▶ **Short exercise**: Check each line of the data for "online" and select those that have it.

▶ **Records provided**:
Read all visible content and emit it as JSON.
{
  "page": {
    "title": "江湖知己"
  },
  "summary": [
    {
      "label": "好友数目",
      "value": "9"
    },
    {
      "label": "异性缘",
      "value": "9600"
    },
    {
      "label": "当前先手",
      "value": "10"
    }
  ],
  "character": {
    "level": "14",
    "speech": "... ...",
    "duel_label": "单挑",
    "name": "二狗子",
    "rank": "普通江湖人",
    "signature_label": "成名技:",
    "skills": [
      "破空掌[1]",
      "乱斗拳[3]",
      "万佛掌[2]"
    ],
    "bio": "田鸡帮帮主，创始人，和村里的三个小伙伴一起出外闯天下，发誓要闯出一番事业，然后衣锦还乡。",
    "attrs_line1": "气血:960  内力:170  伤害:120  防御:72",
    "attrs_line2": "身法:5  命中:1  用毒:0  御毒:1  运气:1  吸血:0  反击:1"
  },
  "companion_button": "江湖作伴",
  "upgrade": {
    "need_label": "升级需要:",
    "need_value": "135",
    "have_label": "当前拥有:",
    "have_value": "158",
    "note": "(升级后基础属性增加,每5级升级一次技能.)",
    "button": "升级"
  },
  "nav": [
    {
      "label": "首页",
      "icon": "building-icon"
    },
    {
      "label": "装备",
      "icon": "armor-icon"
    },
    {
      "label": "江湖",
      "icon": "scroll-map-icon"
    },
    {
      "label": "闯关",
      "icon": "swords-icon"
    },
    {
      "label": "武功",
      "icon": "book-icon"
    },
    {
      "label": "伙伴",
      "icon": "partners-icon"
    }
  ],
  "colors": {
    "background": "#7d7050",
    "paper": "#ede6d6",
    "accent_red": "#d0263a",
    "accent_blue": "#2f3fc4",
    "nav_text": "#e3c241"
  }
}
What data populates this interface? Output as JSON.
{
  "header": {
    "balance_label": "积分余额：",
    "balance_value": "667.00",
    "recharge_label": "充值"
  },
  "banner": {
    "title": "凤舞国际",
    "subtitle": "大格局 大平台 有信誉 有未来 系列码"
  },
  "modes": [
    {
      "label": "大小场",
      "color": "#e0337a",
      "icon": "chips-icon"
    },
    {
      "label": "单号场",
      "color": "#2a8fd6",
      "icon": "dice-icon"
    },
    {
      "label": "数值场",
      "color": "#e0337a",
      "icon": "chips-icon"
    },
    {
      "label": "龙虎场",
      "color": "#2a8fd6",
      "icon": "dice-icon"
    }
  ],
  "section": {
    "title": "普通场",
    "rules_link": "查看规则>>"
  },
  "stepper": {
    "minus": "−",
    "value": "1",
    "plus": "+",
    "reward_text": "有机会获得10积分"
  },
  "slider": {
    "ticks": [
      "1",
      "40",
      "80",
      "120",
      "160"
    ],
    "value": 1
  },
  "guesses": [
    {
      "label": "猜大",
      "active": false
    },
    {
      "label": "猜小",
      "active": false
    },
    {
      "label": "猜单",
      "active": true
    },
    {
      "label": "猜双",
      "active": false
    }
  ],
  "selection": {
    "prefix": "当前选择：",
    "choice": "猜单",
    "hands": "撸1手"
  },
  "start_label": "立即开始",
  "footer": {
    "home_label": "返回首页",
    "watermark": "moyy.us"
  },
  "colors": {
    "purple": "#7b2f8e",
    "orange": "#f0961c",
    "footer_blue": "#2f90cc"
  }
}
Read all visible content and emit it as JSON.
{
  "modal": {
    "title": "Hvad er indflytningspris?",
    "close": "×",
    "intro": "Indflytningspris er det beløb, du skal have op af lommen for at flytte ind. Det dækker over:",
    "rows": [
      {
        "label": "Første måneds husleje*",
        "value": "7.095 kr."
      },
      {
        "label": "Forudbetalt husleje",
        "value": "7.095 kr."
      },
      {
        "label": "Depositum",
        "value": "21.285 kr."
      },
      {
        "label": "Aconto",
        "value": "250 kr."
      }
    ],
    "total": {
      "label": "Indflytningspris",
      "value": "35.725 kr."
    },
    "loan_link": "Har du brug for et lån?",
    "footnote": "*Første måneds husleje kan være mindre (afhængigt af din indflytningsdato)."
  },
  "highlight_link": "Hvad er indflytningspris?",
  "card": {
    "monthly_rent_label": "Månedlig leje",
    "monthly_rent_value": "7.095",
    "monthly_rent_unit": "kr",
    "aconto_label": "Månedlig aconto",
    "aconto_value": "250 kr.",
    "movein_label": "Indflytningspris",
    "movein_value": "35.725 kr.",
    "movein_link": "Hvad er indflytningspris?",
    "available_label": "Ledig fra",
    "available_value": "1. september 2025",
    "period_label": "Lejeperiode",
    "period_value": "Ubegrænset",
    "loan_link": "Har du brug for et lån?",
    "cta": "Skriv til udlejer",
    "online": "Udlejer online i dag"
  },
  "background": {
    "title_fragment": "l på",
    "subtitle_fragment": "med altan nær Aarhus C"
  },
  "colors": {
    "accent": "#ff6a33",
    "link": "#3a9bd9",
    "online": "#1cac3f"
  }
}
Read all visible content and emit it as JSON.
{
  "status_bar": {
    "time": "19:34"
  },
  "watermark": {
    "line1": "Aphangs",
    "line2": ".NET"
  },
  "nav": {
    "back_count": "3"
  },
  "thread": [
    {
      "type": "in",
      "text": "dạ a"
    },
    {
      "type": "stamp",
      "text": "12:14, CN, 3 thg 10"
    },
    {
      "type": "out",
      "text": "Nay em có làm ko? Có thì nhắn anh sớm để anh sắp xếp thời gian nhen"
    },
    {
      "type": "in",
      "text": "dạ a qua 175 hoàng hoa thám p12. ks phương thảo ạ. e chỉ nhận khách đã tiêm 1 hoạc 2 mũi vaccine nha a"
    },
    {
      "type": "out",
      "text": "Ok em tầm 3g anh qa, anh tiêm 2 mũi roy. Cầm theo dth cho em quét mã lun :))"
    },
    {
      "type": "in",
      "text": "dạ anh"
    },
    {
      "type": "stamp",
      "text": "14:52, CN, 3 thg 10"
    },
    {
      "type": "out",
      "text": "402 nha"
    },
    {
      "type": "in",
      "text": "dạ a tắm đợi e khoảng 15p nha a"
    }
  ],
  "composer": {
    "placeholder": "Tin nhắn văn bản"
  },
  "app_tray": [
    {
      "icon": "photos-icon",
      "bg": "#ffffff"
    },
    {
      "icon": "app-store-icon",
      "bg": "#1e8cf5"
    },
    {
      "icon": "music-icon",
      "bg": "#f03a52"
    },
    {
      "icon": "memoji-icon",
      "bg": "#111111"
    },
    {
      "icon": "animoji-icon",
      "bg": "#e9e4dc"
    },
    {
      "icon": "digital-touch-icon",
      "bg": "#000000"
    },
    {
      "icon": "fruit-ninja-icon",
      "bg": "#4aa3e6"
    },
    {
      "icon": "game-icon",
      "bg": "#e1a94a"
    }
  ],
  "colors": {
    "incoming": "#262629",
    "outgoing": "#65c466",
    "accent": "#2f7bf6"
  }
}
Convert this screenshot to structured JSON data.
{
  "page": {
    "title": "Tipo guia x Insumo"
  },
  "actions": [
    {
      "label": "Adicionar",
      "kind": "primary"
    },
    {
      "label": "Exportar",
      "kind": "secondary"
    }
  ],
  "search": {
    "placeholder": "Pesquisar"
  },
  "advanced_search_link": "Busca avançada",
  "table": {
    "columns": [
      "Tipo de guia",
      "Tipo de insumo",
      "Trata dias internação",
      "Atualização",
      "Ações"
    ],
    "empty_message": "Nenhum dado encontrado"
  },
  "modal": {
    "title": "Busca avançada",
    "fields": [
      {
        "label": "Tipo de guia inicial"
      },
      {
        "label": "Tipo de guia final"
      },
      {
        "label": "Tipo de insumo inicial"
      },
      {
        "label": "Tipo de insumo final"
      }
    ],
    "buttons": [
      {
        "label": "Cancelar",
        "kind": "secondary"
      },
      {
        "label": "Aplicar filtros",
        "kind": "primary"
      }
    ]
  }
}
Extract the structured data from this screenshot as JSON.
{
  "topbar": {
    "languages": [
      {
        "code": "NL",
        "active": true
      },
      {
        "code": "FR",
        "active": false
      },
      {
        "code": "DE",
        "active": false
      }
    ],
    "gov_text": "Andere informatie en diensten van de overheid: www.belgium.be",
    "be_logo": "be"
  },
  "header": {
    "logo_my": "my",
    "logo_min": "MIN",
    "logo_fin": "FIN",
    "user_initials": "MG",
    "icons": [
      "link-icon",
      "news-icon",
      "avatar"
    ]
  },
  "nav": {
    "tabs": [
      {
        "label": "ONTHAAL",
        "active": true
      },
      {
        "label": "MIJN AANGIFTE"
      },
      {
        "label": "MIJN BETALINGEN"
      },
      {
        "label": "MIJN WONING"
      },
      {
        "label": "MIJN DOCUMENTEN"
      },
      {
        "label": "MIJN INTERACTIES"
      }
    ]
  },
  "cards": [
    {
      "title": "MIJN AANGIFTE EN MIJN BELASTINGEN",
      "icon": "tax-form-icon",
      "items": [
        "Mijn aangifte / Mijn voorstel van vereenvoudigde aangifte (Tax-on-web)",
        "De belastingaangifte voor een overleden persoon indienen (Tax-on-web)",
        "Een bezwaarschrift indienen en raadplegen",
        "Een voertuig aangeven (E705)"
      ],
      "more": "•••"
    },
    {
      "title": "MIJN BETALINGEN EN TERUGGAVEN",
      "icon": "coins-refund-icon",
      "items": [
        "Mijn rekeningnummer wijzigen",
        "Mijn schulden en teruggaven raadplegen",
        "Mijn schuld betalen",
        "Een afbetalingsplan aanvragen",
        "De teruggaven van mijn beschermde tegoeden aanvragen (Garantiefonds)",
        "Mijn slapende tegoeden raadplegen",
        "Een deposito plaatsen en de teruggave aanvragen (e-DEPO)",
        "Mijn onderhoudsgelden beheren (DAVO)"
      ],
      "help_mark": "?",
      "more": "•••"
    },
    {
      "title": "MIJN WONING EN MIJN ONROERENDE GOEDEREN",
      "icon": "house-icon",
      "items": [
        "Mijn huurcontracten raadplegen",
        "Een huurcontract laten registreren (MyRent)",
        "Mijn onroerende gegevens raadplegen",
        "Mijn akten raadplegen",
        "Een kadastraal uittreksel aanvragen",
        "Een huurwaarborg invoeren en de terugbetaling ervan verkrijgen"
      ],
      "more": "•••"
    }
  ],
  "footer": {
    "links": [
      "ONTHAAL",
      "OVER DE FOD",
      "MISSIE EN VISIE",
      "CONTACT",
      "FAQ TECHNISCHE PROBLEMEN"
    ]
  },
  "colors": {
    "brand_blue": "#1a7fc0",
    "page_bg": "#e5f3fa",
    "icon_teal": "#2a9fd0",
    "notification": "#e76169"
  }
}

▶ **Exercise response**:
    "online": "Udlejer online i dag"
    "online": "#1cac3f"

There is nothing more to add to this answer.